> AIM OF THE TASK
Render the material again word for word, skipping the pictures in it.

> DATA PROVIDED
■ ■ ■ ■ ■
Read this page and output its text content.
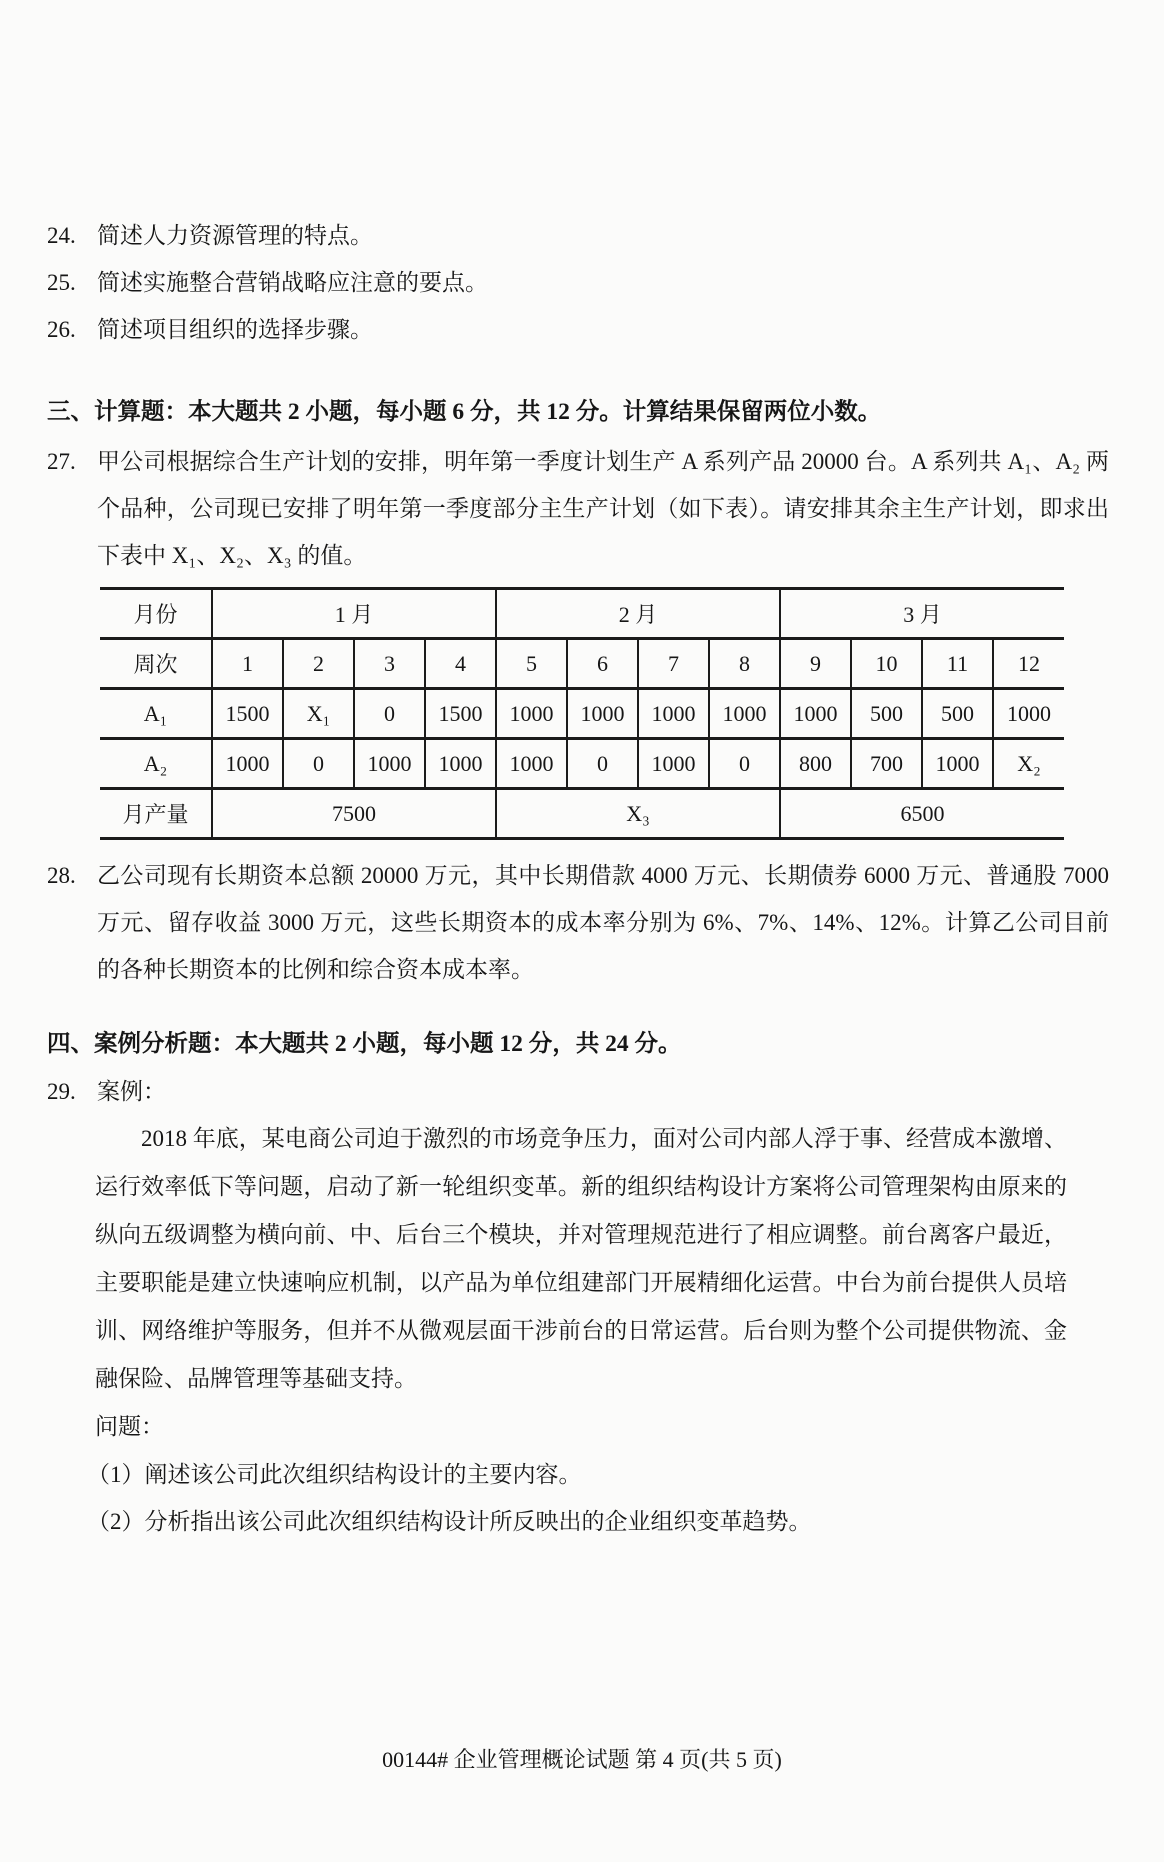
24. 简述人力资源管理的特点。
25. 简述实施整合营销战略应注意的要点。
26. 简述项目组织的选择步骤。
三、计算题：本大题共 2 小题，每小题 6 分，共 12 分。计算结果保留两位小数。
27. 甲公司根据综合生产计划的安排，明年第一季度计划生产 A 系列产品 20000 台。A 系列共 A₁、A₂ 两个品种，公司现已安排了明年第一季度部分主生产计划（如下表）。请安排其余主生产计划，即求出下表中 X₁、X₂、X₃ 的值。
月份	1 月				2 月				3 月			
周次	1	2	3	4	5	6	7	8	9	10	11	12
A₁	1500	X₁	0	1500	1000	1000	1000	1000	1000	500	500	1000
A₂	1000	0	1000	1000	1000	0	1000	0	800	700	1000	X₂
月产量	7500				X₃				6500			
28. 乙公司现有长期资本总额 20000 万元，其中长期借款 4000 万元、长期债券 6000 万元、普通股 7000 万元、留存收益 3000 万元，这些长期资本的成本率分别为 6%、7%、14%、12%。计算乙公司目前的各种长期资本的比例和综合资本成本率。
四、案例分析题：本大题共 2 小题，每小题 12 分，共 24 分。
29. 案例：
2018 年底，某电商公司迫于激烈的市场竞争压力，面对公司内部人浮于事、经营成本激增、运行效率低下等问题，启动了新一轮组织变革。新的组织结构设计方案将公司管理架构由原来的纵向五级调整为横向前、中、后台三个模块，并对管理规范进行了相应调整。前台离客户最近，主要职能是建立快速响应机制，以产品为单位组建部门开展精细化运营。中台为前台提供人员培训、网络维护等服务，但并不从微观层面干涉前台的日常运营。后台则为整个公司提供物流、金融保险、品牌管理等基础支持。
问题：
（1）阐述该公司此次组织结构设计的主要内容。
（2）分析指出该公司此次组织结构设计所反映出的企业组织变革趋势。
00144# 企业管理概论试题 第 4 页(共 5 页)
■ ■ ■ ■ ■
> ANSWER TO THE TASK
Read this page and output its text content.
24. 简述人力资源管理的特点。
25. 简述实施整合营销战略应注意的要点。
26. 简述项目组织的选择步骤。
三、计算题：本大题共 2 小题，每小题 6 分，共 12 分。计算结果保留两位小数。
27. 甲公司根据综合生产计划的安排，明年第一季度计划生产 A 系列产品 20000 台。A 系列共 A₁、A₂ 两个品种，公司现已安排了明年第一季度部分主生产计划（如下表）。请安排其余主生产计划，即求出下表中 X₁、X₂、X₃ 的值。
月份	1 月				2 月				3 月			
周次	1	2	3	4	5	6	7	8	9	10	11	12
A₁	1500	X₁	0	1500	1000	1000	1000	1000	1000	500	500	1000
A₂	1000	0	1000	1000	1000	0	1000	0	800	700	1000	X₂
月产量	7500				X₃				6500			
28. 乙公司现有长期资本总额 20000 万元，其中长期借款 4000 万元、长期债券 6000 万元、普通股 7000 万元、留存收益 3000 万元，这些长期资本的成本率分别为 6%、7%、14%、12%。计算乙公司目前的各种长期资本的比例和综合资本成本率。
四、案例分析题：本大题共 2 小题，每小题 12 分，共 24 分。
29. 案例：
2018 年底，某电商公司迫于激烈的市场竞争压力，面对公司内部人浮于事、经营成本激增、运行效率低下等问题，启动了新一轮组织变革。新的组织结构设计方案将公司管理架构由原来的纵向五级调整为横向前、中、后台三个模块，并对管理规范进行了相应调整。前台离客户最近，主要职能是建立快速响应机制，以产品为单位组建部门开展精细化运营。中台为前台提供人员培训、网络维护等服务，但并不从微观层面干涉前台的日常运营。后台则为整个公司提供物流、金融保险、品牌管理等基础支持。
问题：
（1）阐述该公司此次组织结构设计的主要内容。
（2）分析指出该公司此次组织结构设计所反映出的企业组织变革趋势。
00144# 企业管理概论试题 第 4 页(共 5 页)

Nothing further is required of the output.